Copy every line, leaving nothing out and adding nothing.

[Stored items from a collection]
════

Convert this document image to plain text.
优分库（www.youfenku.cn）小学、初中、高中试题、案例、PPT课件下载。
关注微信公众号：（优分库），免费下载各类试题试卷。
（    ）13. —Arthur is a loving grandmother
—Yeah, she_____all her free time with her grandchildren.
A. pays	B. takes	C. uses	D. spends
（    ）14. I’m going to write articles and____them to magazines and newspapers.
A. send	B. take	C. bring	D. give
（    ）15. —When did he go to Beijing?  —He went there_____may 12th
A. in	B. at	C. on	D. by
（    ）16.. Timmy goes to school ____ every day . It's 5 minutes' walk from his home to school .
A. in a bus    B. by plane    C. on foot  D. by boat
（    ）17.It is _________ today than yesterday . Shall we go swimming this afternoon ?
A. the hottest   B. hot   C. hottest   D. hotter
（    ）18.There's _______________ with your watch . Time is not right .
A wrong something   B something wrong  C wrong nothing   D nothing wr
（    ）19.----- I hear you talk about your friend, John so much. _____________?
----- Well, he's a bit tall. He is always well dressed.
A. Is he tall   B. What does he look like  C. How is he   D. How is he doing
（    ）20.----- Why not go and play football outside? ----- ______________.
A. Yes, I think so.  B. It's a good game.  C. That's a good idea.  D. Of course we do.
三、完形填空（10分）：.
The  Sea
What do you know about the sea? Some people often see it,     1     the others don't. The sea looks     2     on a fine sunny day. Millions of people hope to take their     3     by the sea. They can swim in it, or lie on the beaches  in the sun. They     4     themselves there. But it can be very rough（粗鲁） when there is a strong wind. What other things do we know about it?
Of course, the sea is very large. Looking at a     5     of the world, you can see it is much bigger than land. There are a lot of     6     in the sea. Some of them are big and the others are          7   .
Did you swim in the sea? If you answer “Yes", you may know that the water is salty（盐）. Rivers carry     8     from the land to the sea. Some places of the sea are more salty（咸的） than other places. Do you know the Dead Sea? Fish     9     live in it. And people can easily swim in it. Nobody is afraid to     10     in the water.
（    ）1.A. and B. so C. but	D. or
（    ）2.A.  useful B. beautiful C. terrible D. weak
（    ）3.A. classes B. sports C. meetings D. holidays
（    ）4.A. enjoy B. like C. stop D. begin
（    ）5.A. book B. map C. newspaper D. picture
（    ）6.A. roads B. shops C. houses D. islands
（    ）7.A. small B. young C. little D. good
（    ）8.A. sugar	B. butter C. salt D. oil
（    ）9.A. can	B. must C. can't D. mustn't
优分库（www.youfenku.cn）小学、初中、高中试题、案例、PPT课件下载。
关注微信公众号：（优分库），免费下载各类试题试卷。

════

> **CORRECT OUTPUT**:
Convert this document image to plain text.
优分库（www.youfenku.cn）小学、初中、高中试题、案例、PPT课件下载。
关注微信公众号：（优分库），免费下载各类试题试卷。
（    ）13. —Arthur is a loving grandmother
—Yeah, she_____all her free time with her grandchildren.
A. pays	B. takes	C. uses	D. spends
（    ）14. I’m going to write articles and____them to magazines and newspapers.
A. send	B. take	C. bring	D. give
（    ）15. —When did he go to Beijing?  —He went there_____may 12th
A. in	B. at	C. on	D. by
（    ）16.. Timmy goes to school ____ every day . It's 5 minutes' walk from his home to school .
A. in a bus    B. by plane    C. on foot  D. by boat
（    ）17.It is _________ today than yesterday . Shall we go swimming this afternoon ?
A. the hottest   B. hot   C. hottest   D. hotter
（    ）18.There's _______________ with your watch . Time is not right .
A wrong something   B something wrong  C wrong nothing   D nothing wr
（    ）19.----- I hear you talk about your friend, John so much. _____________?
----- Well, he's a bit tall. He is always well dressed.
A. Is he tall   B. What does he look like  C. How is he   D. How is he doing
（    ）20.----- Why not go and play football outside? ----- ______________.
A. Yes, I think so.  B. It's a good game.  C. That's a good idea.  D. Of course we do.
三、完形填空（10分）：.
The  Sea
What do you know about the sea? Some people often see it,     1     the others don't. The sea looks     2     on a fine sunny day. Millions of people hope to take their     3     by the sea. They can swim in it, or lie on the beaches  in the sun. They     4     themselves there. But it can be very rough（粗鲁） when there is a strong wind. What other things do we know about it?
Of course, the sea is very large. Looking at a     5     of the world, you can see it is much bigger than land. There are a lot of     6     in the sea. Some of them are big and the others are          7   .
Did you swim in the sea? If you answer “Yes", you may know that the water is salty（盐）. Rivers carry     8     from the land to the sea. Some places of the sea are more salty（咸的） than other places. Do you know the Dead Sea? Fish     9     live in it. And people can easily swim in it. Nobody is afraid to     10     in the water.
（    ）1.A. and B. so C. but	D. or
（    ）2.A.  useful B. beautiful C. terrible D. weak
（    ）3.A. classes B. sports C. meetings D. holidays
（    ）4.A. enjoy B. like C. stop D. begin
（    ）5.A. book B. map C. newspaper D. picture
（    ）6.A. roads B. shops C. houses D. islands
（    ）7.A. small B. young C. little D. good
（    ）8.A. sugar	B. butter C. salt D. oil
（    ）9.A. can	B. must C. can't D. mustn't
优分库（www.youfenku.cn）小学、初中、高中试题、案例、PPT课件下载。
关注微信公众号：（优分库），免费下载各类试题试卷。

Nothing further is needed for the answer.